» EXCERPT TO READ:
|---|

FIG. 8 is an explanatory diagram illustrating an example of clustering process of blocks having sizes being different from the macroblocks based on the in-image prediction mode by the image analyzing unit of the image encoding apparatus according to the second embodiment of the present invention. Here, an example of selection of the cluster will be explained in a case where the in-screen prediction cost is equal to or less than the threshold value TH_INTRA and the 4×4 in-screen prediction mode is used. In the figure, the left drawing illustrates correspondence between the referencing direction of pixels and the mode number in the 4×4 in-screen prediction mode. The right drawing illustrates a case where the 16×16 macroblock (large block) is divided into, for instance, sixteen 4×4 blocks (small block) consisting of four blocks vertically and horizontally; and the in-screen prediction mode is described in the uppermost and leftmost 4×4 blocks. Arrows at the block boundary represents referencing direction of the pixels corresponding to the prediction mode illustrated in the left drawing. The mode 2 is, similarly to the 16×16 in-screen prediction, the DC prediction to calculate the prediction pixel from the average value of the surrounding pixels, and the referencing direction is deemed to be the same with the mode 4 in the second embodiment of the present invention. It is assumed that the 4×4 in-screen prediction mode in the figure is made by demultiplexing the additional information encoded data from the encoded stream by the demultiplexing unit 21a and decoding the additional information encoded data by the additional information decoding unit 22 for the macroblock. The encoded block size is described in the macroblock type information included in the additional information as the information essential for decoding.

Here, the 16×16 macroblock is set to the same cluster with the one including pixels referenced by many 4×4 blocks in the direction of, for instance, the prediction mode of the uppermost and leftmost seven 4×4 blocks. In this example, since the prediction from the macroblock being adjacent to the top is many, the cluster of the macroblock is set to the same cluster of the upper macroblock.

FIG. 9 is a flowchart illustrating an example of the clustering process based on the inter-image prediction mode by the image analyzing unit of the image encoding apparatus according to the second embodiment of the present invention. Here, the clustering process is carried out using the reference image information, the motion vector, and the inter-image prediction cost.

|---|

» PROVIDED DATA:
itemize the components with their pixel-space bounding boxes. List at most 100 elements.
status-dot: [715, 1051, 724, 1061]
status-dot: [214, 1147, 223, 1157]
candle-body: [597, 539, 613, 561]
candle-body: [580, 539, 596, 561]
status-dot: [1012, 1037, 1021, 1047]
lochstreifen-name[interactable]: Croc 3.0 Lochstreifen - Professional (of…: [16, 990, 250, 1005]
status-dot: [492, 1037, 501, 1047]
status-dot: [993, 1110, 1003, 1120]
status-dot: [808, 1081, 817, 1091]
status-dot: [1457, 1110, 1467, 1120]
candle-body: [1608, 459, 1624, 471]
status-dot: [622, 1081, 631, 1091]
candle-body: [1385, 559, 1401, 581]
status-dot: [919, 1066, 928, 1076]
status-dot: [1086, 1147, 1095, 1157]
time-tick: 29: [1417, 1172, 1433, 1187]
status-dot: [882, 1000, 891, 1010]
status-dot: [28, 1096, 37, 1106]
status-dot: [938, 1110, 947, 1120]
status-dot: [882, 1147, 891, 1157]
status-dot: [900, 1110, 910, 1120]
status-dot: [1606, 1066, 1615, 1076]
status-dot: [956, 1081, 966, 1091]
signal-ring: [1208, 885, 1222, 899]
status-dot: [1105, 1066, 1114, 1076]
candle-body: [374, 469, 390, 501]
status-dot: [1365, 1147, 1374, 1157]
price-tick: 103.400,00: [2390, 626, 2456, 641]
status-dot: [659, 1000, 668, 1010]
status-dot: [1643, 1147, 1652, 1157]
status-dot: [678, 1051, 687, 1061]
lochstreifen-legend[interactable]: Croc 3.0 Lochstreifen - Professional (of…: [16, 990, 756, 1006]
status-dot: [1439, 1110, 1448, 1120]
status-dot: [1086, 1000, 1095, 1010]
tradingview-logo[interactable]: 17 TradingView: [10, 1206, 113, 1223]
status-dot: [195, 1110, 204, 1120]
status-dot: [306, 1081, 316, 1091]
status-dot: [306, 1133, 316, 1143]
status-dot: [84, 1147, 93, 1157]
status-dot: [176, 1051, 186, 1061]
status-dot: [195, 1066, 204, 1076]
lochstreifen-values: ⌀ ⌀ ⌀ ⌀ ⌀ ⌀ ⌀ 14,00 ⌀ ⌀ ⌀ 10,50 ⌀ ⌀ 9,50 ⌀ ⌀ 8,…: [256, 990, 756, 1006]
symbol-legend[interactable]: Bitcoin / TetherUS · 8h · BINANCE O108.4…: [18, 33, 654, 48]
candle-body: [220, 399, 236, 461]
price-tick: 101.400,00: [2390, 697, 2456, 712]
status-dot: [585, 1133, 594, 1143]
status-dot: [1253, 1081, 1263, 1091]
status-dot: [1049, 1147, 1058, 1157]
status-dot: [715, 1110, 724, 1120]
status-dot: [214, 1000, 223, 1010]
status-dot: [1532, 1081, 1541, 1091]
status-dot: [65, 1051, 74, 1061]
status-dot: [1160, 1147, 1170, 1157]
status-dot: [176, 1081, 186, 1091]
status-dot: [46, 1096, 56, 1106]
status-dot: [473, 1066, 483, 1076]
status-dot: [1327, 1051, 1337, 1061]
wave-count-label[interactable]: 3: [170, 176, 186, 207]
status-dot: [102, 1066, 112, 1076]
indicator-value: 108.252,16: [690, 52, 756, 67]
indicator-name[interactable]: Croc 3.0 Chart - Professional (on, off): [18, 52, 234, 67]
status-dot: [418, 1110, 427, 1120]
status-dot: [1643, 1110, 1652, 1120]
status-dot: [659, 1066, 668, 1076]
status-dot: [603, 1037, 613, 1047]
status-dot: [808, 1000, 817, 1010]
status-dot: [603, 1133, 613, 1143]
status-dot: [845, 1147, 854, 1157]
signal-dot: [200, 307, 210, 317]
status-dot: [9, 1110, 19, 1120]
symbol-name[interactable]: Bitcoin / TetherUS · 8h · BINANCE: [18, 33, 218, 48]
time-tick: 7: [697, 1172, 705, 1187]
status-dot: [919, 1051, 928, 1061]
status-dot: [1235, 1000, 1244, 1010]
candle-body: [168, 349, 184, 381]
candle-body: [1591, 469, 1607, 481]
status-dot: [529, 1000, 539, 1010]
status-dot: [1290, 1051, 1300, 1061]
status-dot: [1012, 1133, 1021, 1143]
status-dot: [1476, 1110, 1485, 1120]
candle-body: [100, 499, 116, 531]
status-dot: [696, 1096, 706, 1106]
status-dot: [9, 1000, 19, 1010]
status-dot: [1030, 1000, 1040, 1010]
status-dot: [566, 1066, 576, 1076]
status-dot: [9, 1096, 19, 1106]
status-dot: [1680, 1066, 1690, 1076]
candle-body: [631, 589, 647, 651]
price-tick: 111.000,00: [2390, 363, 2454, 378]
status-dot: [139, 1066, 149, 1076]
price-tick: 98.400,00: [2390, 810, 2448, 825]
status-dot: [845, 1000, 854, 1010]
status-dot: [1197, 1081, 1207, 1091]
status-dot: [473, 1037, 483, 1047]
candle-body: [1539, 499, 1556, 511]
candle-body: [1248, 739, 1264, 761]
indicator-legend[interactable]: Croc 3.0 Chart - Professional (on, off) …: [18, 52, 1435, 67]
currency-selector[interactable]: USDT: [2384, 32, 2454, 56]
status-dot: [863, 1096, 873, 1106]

|---|

» SET EXERCISE 1:
In the image-encoding excerpt, which mode is mode 2 deemed to share a referencing direction with in the second embodiment?
» SET EXERCISE 2:
From the image-encoding excerpt, extract the part that opens with the words containing "FIG. 9 is a" and closes with "inter-image prediction cost.".
» SET EXERCISE 3:
Write the next part of the image-encoding excerpt, starting after its final sentence.

» WRITTEN REPLY 1:
Mode 4

» WRITTEN REPLY 2:
FIG. 9 is a flowchart illustrating an example of the clustering process based on the inter-image prediction mode by the image analyzing unit of the image encoding apparatus according to the second embodiment of the present invention. Here, the clustering process is carried out using the reference image information, the motion vector, and the inter-image prediction cost.

» WRITTEN REPLY 3:
The image analyzing unit 23 discriminates, in each macroblock, among the inter-screen prediction additional information, whether or not the inter-screen prediction cost is equal to or less than the threshold value TH_INTER (at step ST25).

If the in-screen prediction cost is equal to or less than the threshold value TH_INTER (Yes), the current macroblock is set to the cluster being the same with the cluster of the reference image indicated by the motion vector (at step ST26). On the contrary, if the inter-screen prediction cost is not equal to or less than the threshold value TH_INTER (No), the current macroblock is set to a new cluster being different from the cluster of the reference image indicated by the motion vector (at step ST27).

The process from step ST25 to step ST27 will be repeated until the processing of the final macroblock is completed (at step ST28).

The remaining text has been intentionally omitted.